-- MATERIALS PROVIDED start --
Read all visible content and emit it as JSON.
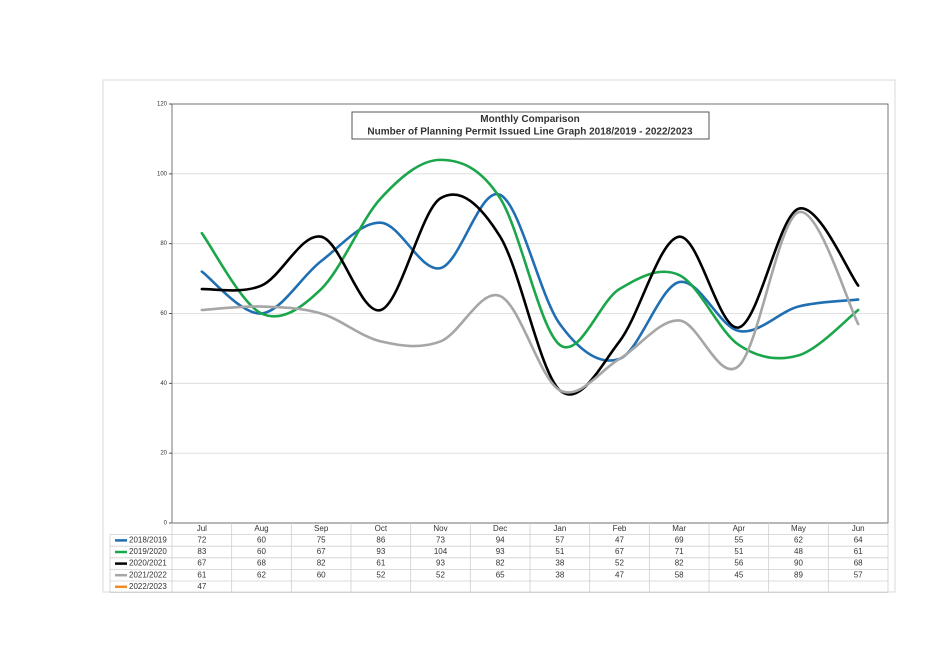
{
  "chart_data": {
    "type": "line",
    "title": "Monthly Comparison",
    "subtitle": "Number of Planning Permit Issued Line Graph 2018/2019 - 2022/2023",
    "categories": [
      "Jul",
      "Aug",
      "Sep",
      "Oct",
      "Nov",
      "Dec",
      "Jan",
      "Feb",
      "Mar",
      "Apr",
      "May",
      "Jun"
    ],
    "series": [
      {
        "name": "2018/2019",
        "color": "#1f6fb2",
        "values": [
          72,
          60,
          75,
          86,
          73,
          94,
          57,
          47,
          69,
          55,
          62,
          64
        ]
      },
      {
        "name": "2019/2020",
        "color": "#1aa64a",
        "values": [
          83,
          60,
          67,
          93,
          104,
          93,
          51,
          67,
          71,
          51,
          48,
          61
        ]
      },
      {
        "name": "2020/2021",
        "color": "#000000",
        "values": [
          67,
          68,
          82,
          61,
          93,
          82,
          38,
          52,
          82,
          56,
          90,
          68
        ]
      },
      {
        "name": "2021/2022",
        "color": "#a6a6a6",
        "values": [
          61,
          62,
          60,
          52,
          52,
          65,
          38,
          47,
          58,
          45,
          89,
          57
        ]
      },
      {
        "name": "2022/2023",
        "color": "#f08a24",
        "values": [
          47,
          null,
          null,
          null,
          null,
          null,
          null,
          null,
          null,
          null,
          null,
          null
        ]
      }
    ],
    "ylim": [
      0,
      120
    ],
    "yticks": [
      0,
      20,
      40,
      60,
      80,
      100,
      120
    ],
    "grid": true,
    "smooth": true
  }
}
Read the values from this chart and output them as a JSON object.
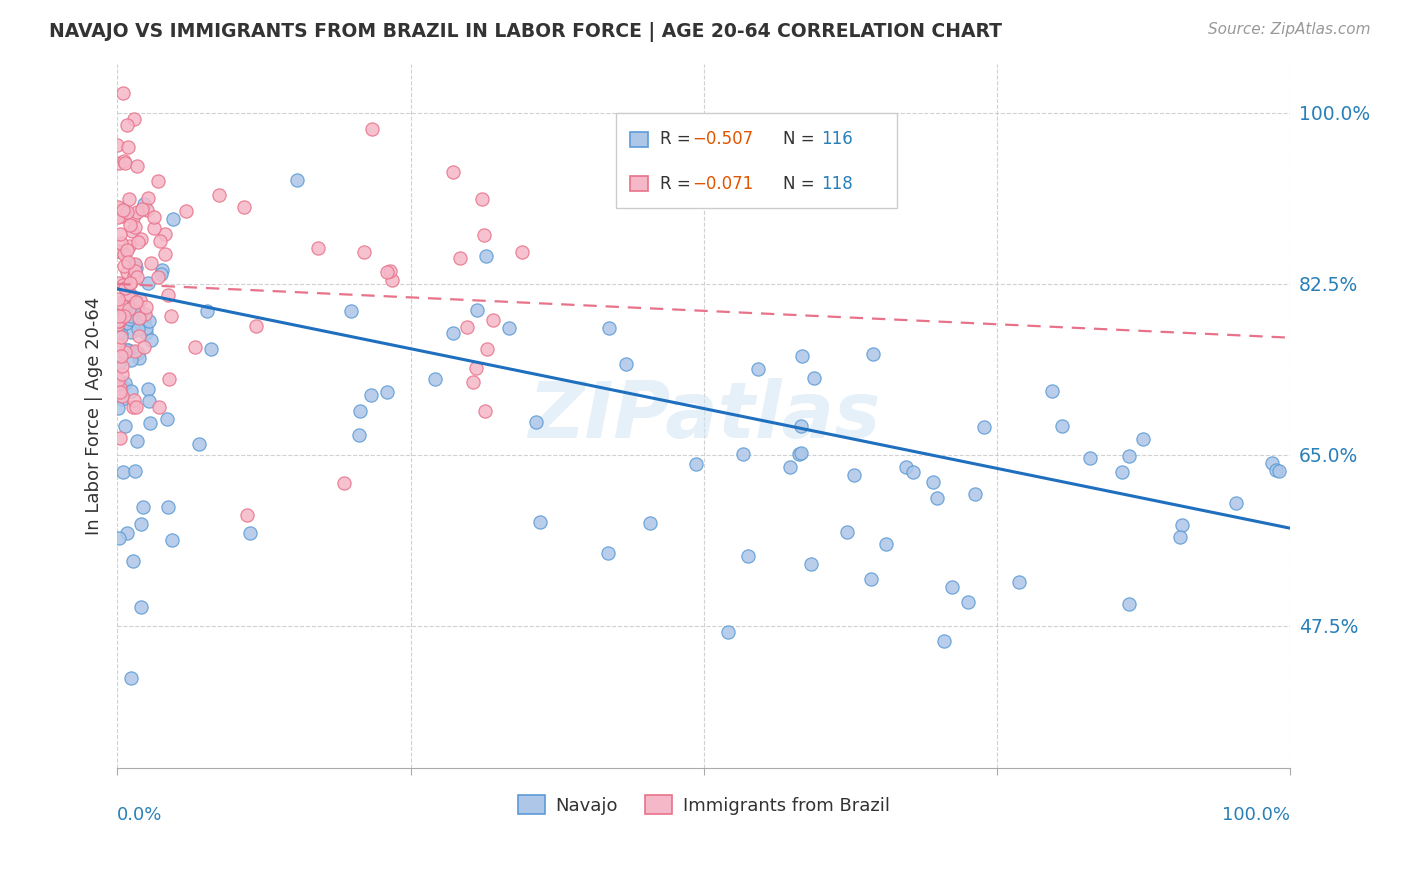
-- MATERIALS PROVIDED end --
**TASK DIRECTIONS**.
Determine how many lines of the data contain "JSON" and give nothing but that number.

**TASK RESPONSE**.
2